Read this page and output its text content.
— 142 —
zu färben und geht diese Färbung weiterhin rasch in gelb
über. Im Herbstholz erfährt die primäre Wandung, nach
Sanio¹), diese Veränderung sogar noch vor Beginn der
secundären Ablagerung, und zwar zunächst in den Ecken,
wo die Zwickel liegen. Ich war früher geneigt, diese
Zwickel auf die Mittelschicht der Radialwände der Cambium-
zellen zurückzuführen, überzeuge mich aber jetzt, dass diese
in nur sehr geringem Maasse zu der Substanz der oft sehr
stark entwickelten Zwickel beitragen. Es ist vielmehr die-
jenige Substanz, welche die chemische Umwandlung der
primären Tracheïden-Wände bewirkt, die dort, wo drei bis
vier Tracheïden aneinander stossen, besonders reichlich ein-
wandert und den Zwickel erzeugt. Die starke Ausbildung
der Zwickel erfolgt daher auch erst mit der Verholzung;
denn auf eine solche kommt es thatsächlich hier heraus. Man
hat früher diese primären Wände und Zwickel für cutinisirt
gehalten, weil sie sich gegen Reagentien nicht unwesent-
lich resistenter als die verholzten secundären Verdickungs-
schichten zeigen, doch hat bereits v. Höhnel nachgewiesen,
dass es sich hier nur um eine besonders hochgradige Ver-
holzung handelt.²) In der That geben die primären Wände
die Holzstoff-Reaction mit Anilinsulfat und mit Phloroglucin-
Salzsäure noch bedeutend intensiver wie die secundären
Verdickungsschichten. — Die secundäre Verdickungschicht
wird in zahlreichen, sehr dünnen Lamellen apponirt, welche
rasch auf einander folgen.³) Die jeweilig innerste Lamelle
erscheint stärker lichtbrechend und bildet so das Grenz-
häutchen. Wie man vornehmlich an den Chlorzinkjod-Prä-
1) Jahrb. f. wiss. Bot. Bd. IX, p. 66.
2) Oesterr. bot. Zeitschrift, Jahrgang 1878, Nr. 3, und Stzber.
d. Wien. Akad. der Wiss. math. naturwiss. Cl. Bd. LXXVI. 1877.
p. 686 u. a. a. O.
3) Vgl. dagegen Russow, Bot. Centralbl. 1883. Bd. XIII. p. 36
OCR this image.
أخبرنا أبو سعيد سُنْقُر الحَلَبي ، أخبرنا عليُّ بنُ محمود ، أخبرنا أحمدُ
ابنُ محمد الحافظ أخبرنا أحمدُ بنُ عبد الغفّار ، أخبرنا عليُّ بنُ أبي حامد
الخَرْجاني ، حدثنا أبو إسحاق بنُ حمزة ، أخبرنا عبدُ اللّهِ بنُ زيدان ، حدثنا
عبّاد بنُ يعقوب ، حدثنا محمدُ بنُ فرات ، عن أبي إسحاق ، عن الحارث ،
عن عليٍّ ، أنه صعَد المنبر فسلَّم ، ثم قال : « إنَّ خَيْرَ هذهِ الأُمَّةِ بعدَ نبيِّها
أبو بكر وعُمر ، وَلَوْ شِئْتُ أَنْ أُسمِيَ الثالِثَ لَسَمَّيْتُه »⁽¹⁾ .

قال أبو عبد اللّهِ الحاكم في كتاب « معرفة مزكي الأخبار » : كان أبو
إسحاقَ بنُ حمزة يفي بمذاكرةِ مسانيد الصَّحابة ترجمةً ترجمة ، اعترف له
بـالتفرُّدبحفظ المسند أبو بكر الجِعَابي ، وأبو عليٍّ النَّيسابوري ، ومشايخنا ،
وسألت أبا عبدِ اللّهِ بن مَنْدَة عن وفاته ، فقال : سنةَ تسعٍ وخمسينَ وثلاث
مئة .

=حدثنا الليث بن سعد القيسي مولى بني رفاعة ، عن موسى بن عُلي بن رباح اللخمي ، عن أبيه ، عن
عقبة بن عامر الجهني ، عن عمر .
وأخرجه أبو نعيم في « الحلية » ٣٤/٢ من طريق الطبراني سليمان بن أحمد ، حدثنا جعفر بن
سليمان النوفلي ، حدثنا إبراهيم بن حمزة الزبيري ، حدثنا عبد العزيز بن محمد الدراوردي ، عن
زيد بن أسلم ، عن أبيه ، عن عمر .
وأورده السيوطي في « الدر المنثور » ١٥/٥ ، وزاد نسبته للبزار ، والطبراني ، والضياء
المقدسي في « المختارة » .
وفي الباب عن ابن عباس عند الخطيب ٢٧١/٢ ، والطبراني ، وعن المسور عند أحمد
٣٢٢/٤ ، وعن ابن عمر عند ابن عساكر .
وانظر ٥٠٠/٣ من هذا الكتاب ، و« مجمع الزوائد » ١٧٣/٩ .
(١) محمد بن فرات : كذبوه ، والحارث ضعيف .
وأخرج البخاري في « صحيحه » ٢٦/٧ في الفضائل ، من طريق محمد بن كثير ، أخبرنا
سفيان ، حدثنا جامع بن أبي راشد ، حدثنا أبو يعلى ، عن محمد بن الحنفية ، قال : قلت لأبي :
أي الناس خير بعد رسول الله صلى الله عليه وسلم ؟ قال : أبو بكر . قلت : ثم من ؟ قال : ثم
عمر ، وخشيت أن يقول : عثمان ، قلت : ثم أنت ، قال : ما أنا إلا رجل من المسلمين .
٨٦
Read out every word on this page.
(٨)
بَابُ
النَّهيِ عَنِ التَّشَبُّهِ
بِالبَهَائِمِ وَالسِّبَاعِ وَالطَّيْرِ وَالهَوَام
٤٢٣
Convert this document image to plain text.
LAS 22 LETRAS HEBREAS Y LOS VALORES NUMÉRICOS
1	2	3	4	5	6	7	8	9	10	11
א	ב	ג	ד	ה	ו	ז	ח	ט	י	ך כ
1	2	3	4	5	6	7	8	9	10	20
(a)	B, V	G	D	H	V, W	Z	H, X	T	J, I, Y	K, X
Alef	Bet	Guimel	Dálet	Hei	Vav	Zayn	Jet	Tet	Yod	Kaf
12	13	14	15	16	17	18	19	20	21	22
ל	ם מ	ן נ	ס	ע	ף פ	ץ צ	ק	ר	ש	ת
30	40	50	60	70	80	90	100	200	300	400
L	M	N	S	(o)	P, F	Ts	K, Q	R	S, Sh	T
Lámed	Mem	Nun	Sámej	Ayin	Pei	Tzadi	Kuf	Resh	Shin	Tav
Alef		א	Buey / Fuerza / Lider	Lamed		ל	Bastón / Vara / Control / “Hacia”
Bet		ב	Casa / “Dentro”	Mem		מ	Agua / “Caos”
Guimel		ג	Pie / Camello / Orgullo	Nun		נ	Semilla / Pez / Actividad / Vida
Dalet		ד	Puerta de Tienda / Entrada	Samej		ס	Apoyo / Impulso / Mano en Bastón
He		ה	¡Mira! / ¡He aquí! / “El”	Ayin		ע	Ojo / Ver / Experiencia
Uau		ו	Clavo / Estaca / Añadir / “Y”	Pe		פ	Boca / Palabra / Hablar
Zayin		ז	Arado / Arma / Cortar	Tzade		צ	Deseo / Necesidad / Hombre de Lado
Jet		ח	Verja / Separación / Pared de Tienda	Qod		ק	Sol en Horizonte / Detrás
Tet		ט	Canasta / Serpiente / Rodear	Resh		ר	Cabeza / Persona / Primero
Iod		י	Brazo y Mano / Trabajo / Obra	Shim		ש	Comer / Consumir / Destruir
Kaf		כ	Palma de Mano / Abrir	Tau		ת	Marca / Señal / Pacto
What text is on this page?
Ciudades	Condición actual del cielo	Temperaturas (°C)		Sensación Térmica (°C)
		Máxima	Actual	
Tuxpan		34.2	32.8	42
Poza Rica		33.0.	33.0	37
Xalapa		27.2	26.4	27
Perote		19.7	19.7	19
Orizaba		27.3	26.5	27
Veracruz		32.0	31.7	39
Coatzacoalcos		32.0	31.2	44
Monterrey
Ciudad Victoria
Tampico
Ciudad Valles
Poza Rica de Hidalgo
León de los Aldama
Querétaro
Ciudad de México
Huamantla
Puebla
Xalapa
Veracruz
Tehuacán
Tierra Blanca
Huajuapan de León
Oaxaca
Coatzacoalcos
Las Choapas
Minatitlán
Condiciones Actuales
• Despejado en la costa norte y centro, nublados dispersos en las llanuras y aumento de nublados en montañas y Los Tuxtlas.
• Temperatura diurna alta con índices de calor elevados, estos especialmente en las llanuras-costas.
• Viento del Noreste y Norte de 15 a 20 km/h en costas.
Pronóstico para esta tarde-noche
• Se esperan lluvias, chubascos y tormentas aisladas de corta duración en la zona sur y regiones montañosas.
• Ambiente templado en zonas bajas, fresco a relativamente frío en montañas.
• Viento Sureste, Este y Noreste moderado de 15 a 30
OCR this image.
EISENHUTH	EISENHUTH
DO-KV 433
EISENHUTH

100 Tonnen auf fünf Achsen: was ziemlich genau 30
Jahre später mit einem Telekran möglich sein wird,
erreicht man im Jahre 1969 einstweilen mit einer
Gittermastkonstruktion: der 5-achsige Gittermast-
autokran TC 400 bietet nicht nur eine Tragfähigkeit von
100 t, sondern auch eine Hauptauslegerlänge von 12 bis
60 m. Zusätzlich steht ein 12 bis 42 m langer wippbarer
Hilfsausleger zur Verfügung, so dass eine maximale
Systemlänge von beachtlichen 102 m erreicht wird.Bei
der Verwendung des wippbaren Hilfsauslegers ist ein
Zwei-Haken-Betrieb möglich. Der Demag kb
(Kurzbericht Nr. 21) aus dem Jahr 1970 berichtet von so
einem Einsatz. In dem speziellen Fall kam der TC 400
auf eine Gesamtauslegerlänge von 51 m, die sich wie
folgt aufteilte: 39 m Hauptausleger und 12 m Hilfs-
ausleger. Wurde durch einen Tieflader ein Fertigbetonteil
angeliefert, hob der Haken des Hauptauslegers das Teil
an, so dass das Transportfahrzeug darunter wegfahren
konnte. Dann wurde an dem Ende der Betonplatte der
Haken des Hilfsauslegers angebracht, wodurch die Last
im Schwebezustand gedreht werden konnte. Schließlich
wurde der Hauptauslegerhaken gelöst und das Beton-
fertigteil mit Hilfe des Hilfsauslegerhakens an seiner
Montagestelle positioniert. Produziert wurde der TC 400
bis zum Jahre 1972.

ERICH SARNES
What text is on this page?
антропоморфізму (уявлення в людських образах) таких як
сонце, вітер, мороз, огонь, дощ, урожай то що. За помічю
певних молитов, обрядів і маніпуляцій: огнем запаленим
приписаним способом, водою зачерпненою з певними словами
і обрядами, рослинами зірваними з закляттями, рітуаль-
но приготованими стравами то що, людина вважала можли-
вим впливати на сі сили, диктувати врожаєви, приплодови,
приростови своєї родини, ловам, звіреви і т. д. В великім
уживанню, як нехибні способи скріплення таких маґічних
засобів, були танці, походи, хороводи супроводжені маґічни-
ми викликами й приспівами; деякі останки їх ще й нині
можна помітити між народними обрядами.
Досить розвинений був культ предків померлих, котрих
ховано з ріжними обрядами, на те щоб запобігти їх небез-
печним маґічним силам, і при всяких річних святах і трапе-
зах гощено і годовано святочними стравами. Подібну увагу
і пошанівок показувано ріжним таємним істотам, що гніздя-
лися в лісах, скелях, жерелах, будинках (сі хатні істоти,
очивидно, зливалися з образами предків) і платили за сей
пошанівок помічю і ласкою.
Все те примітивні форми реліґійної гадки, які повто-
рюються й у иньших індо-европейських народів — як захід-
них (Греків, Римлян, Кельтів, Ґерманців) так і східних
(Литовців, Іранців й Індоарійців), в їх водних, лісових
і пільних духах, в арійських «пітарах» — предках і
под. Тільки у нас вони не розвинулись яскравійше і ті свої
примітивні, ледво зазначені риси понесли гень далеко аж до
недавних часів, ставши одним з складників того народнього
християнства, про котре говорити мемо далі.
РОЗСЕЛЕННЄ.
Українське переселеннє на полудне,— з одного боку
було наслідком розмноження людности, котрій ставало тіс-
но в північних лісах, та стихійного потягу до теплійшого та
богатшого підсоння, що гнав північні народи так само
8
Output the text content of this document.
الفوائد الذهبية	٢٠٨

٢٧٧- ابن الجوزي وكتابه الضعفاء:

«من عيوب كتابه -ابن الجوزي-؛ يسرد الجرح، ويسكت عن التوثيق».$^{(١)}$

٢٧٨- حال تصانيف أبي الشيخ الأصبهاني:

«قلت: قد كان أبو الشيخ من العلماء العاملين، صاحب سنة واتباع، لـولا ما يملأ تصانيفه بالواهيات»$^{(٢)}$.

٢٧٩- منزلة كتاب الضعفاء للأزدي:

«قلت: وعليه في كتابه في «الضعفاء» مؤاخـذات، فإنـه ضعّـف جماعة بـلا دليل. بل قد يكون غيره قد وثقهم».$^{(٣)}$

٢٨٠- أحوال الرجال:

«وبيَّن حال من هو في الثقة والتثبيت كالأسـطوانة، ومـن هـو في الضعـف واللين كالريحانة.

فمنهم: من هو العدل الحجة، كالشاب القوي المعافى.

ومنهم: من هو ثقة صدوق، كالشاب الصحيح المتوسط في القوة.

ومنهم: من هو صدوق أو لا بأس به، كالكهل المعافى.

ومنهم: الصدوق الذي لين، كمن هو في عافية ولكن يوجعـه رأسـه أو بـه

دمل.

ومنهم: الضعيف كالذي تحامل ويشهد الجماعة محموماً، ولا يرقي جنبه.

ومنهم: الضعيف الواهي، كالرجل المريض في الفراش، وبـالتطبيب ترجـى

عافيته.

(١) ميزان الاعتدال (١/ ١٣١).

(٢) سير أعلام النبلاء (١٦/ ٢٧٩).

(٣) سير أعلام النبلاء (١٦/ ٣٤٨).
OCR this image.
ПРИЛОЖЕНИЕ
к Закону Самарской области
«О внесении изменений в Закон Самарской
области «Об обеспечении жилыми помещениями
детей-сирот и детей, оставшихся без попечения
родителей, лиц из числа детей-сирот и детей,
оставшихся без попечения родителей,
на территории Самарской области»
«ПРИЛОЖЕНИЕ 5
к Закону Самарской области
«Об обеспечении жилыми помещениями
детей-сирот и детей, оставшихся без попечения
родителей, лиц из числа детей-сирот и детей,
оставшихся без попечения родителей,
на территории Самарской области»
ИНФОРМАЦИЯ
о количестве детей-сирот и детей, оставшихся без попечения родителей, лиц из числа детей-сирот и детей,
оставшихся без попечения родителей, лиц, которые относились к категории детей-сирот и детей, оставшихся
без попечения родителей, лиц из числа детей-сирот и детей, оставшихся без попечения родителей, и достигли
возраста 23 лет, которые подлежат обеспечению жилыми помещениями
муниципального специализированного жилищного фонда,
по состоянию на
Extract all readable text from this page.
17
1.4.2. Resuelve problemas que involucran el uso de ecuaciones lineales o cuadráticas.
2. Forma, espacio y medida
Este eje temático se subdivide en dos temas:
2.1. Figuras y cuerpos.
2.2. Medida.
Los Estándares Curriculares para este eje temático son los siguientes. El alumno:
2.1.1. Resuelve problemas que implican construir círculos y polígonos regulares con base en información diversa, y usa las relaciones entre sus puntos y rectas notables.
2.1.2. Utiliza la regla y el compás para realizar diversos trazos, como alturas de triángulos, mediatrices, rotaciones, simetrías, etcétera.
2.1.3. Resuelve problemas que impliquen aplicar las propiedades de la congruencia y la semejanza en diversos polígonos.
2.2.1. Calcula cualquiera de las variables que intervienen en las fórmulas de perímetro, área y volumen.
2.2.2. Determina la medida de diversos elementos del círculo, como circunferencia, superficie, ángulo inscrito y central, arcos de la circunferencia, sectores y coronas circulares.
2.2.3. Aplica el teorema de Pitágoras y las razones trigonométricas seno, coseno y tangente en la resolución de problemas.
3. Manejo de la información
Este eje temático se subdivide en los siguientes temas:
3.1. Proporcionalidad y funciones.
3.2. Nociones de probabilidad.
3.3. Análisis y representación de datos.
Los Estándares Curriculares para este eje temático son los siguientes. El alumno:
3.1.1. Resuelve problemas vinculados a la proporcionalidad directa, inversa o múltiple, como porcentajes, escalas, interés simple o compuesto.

════════

Locate all lines in the listing above with the word "möglich" and copy them.

Jahre später mit einem Telekran möglich sein wird,
Zwei-Haken-Betrieb möglich. Der Demag kb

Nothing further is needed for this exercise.